(begin)

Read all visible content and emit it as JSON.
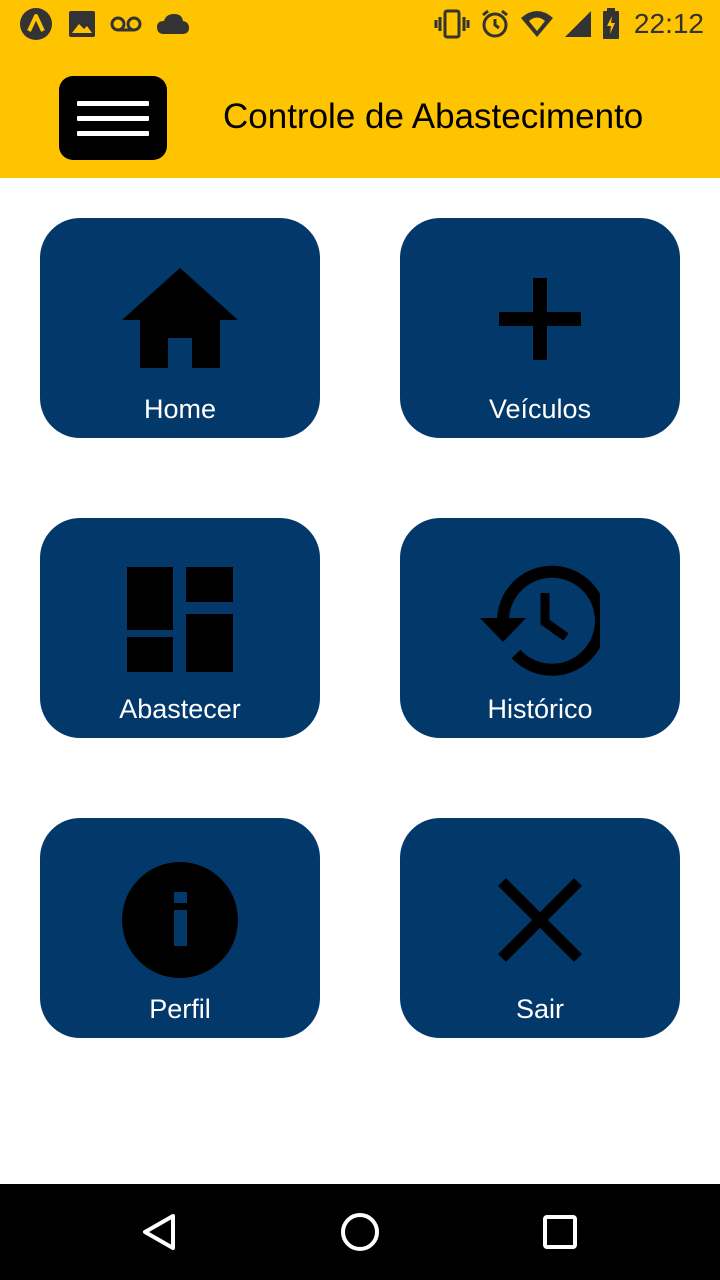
{
  "status_bar": {
    "time": "22:12",
    "left_icons": [
      "app-logo-icon",
      "image-icon",
      "voicemail-icon",
      "cloud-icon"
    ],
    "right_icons": [
      "vibrate-icon",
      "alarm-icon",
      "wifi-icon",
      "signal-icon",
      "battery-icon"
    ]
  },
  "app_bar": {
    "title": "Controle de Abastecimento",
    "background_color": "#FFC400"
  },
  "menu": {
    "tile_color": "#02386A",
    "items": [
      {
        "label": "Home",
        "icon": "home-icon"
      },
      {
        "label": "Veículos",
        "icon": "plus-icon"
      },
      {
        "label": "Abastecer",
        "icon": "dashboard-icon"
      },
      {
        "label": "Histórico",
        "icon": "history-icon"
      },
      {
        "label": "Perfil",
        "icon": "info-icon"
      },
      {
        "label": "Sair",
        "icon": "close-icon"
      }
    ]
  },
  "nav_bar": {
    "buttons": [
      "back-triangle-icon",
      "home-circle-icon",
      "recents-square-icon"
    ]
  }
}
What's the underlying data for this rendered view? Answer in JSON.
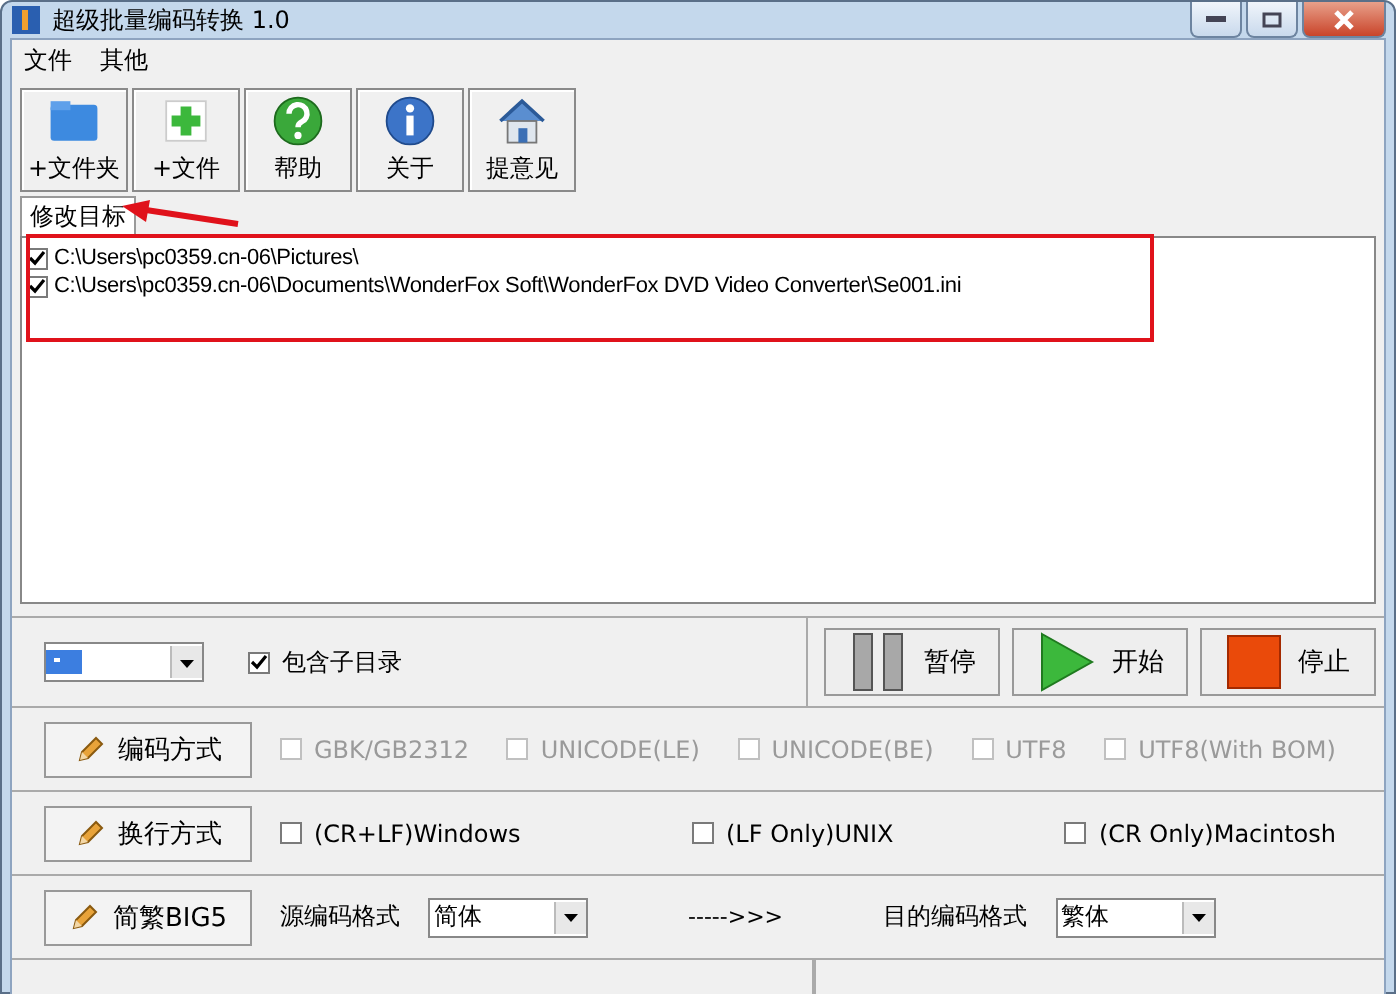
{
  "window": {
    "title": "超级批量编码转换 1.0"
  },
  "menu": [
    "文件",
    "其他"
  ],
  "toolbar": [
    {
      "label": "+文件夹",
      "kind": "folder"
    },
    {
      "label": "+文件",
      "kind": "file"
    },
    {
      "label": "帮助",
      "kind": "help"
    },
    {
      "label": "关于",
      "kind": "info"
    },
    {
      "label": "提意见",
      "kind": "home"
    }
  ],
  "tabs": [
    {
      "label": "修改目标",
      "selected": true
    }
  ],
  "files": [
    {
      "path": "C:\\Users\\pc0359.cn-06\\Pictures\\",
      "checked": true
    },
    {
      "path": "C:\\Users\\pc0359.cn-06\\Documents\\WonderFox Soft\\WonderFox DVD Video Converter\\Se001.ini",
      "checked": true
    }
  ],
  "include_subdirs": {
    "label": "包含子目录",
    "checked": true
  },
  "actions": [
    {
      "label": "暂停",
      "kind": "pause"
    },
    {
      "label": "开始",
      "kind": "start"
    },
    {
      "label": "停止",
      "kind": "stop"
    }
  ],
  "options": [
    {
      "button": "编码方式",
      "kind": "checks",
      "checks": [
        {
          "label": "GBK/GB2312",
          "checked": false,
          "disabled": true
        },
        {
          "label": "UNICODE(LE)",
          "checked": false,
          "disabled": true
        },
        {
          "label": "UNICODE(BE)",
          "checked": false,
          "disabled": true
        },
        {
          "label": "UTF8",
          "checked": false,
          "disabled": true
        },
        {
          "label": "UTF8(With BOM)",
          "checked": false,
          "disabled": true
        }
      ]
    },
    {
      "button": "换行方式",
      "kind": "checks",
      "checks": [
        {
          "label": "(CR+LF)Windows",
          "checked": false,
          "disabled": false
        },
        {
          "label": "(LF Only)UNIX",
          "checked": false,
          "disabled": false
        },
        {
          "label": "(CR Only)Macintosh",
          "checked": false,
          "disabled": false
        }
      ]
    },
    {
      "button": "简繁BIG5",
      "kind": "convert",
      "source_label": "源编码格式",
      "source": "简体",
      "arrow": "----->>>",
      "target_label": "目的编码格式",
      "target": "繁体"
    }
  ]
}
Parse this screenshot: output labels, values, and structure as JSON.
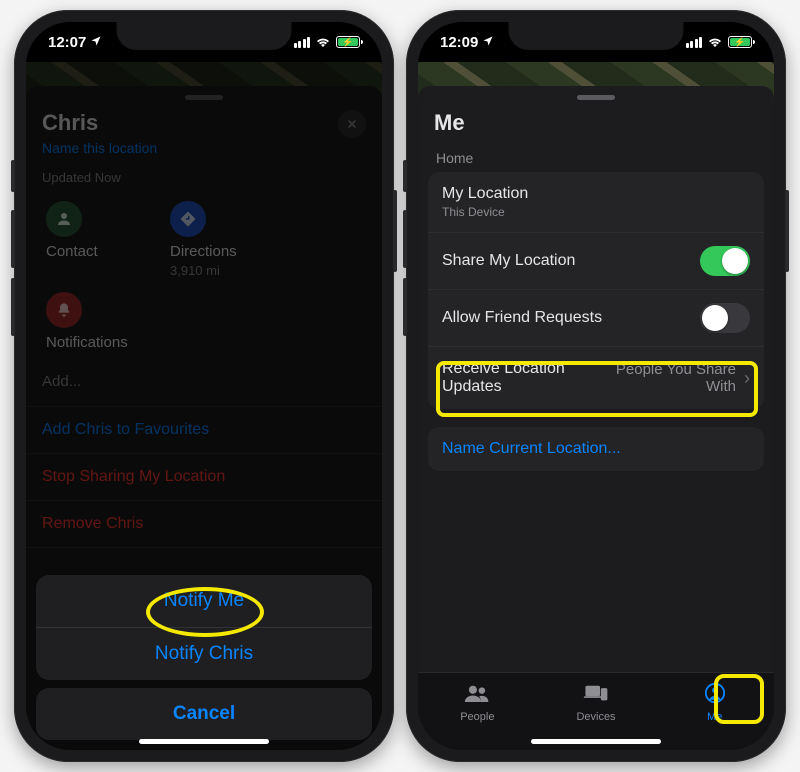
{
  "left": {
    "status_time": "12:07",
    "person_name": "Chris",
    "name_location_link": "Name this location",
    "updated_text": "Updated Now",
    "contact_label": "Contact",
    "directions_label": "Directions",
    "directions_distance": "3,910 mi",
    "notifications_label": "Notifications",
    "add_label": "Add...",
    "favourite_row": "Add Chris to Favourites",
    "stop_sharing_row": "Stop Sharing My Location",
    "remove_row": "Remove Chris",
    "sheet_notify_me": "Notify Me",
    "sheet_notify_friend": "Notify Chris",
    "sheet_cancel": "Cancel"
  },
  "right": {
    "status_time": "12:09",
    "title": "Me",
    "section_label": "Home",
    "my_location_label": "My Location",
    "my_location_value": "This Device",
    "share_location_label": "Share My Location",
    "share_location_on": true,
    "allow_requests_label": "Allow Friend Requests",
    "allow_requests_on": false,
    "receive_updates_label": "Receive Location Updates",
    "receive_updates_value": "People You Share With",
    "name_current_location": "Name Current Location...",
    "tabs": {
      "people": "People",
      "devices": "Devices",
      "me": "Me"
    }
  }
}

(end)

» WHAT NEEDS TO BE DONE: The pictures in the entries should be left out; output everything else exactly.

» SOLUTION TO THIS PROBLEM:
Read all visible content and emit it as JSON.
{
  "status_bar": {
    "time": "22:12",
    "left_icons": [
      "app-logo-icon",
      "image-icon",
      "voicemail-icon",
      "cloud-icon"
    ],
    "right_icons": [
      "vibrate-icon",
      "alarm-icon",
      "wifi-icon",
      "signal-icon",
      "battery-icon"
    ]
  },
  "app_bar": {
    "title": "Controle de Abastecimento",
    "background_color": "#FFC400"
  },
  "menu": {
    "tile_color": "#02386A",
    "items": [
      {
        "label": "Home",
        "icon": "home-icon"
      },
      {
        "label": "Veículos",
        "icon": "plus-icon"
      },
      {
        "label": "Abastecer",
        "icon": "dashboard-icon"
      },
      {
        "label": "Histórico",
        "icon": "history-icon"
      },
      {
        "label": "Perfil",
        "icon": "info-icon"
      },
      {
        "label": "Sair",
        "icon": "close-icon"
      }
    ]
  },
  "nav_bar": {
    "buttons": [
      "back-triangle-icon",
      "home-circle-icon",
      "recents-square-icon"
    ]
  }
}
What's the underlying data for this rendered view? Answer in JSON.
{
  "window": {
    "title": "超级批量编码转换 1.0"
  },
  "menu": [
    "文件",
    "其他"
  ],
  "toolbar": [
    {
      "label": "+文件夹",
      "kind": "folder"
    },
    {
      "label": "+文件",
      "kind": "file"
    },
    {
      "label": "帮助",
      "kind": "help"
    },
    {
      "label": "关于",
      "kind": "info"
    },
    {
      "label": "提意见",
      "kind": "home"
    }
  ],
  "tabs": [
    {
      "label": "修改目标",
      "selected": true
    }
  ],
  "files": [
    {
      "path": "C:\\Users\\pc0359.cn-06\\Pictures\\",
      "checked": true
    },
    {
      "path": "C:\\Users\\pc0359.cn-06\\Documents\\WonderFox Soft\\WonderFox DVD Video Converter\\Se001.ini",
      "checked": true
    }
  ],
  "include_subdirs": {
    "label": "包含子目录",
    "checked": true
  },
  "actions": [
    {
      "label": "暂停",
      "kind": "pause"
    },
    {
      "label": "开始",
      "kind": "start"
    },
    {
      "label": "停止",
      "kind": "stop"
    }
  ],
  "options": [
    {
      "button": "编码方式",
      "kind": "checks",
      "checks": [
        {
          "label": "GBK/GB2312",
          "checked": false,
          "disabled": true
        },
        {
          "label": "UNICODE(LE)",
          "checked": false,
          "disabled": true
        },
        {
          "label": "UNICODE(BE)",
          "checked": false,
          "disabled": true
        },
        {
          "label": "UTF8",
          "checked": false,
          "disabled": true
        },
        {
          "label": "UTF8(With BOM)",
          "checked": false,
          "disabled": true
        }
      ]
    },
    {
      "button": "换行方式",
      "kind": "checks",
      "checks": [
        {
          "label": "(CR+LF)Windows",
          "checked": false,
          "disabled": false
        },
        {
          "label": "(LF Only)UNIX",
          "checked": false,
          "disabled": false
        },
        {
          "label": "(CR Only)Macintosh",
          "checked": false,
          "disabled": false
        }
      ]
    },
    {
      "button": "简繁BIG5",
      "kind": "convert",
      "source_label": "源编码格式",
      "source": "简体",
      "arrow": "----->>>",
      "target_label": "目的编码格式",
      "target": "繁体"
    }
  ]
}
Parse this screenshot: output labels, values, and structure as JSON.
{
  "left": {
    "status_time": "12:07",
    "person_name": "Chris",
    "name_location_link": "Name this location",
    "updated_text": "Updated Now",
    "contact_label": "Contact",
    "directions_label": "Directions",
    "directions_distance": "3,910 mi",
    "notifications_label": "Notifications",
    "add_label": "Add...",
    "favourite_row": "Add Chris to Favourites",
    "stop_sharing_row": "Stop Sharing My Location",
    "remove_row": "Remove Chris",
    "sheet_notify_me": "Notify Me",
    "sheet_notify_friend": "Notify Chris",
    "sheet_cancel": "Cancel"
  },
  "right": {
    "status_time": "12:09",
    "title": "Me",
    "section_label": "Home",
    "my_location_label": "My Location",
    "my_location_value": "This Device",
    "share_location_label": "Share My Location",
    "share_location_on": true,
    "allow_requests_label": "Allow Friend Requests",
    "allow_requests_on": false,
    "receive_updates_label": "Receive Location Updates",
    "receive_updates_value": "People You Share With",
    "name_current_location": "Name Current Location...",
    "tabs": {
      "people": "People",
      "devices": "Devices",
      "me": "Me"
    }
  }
}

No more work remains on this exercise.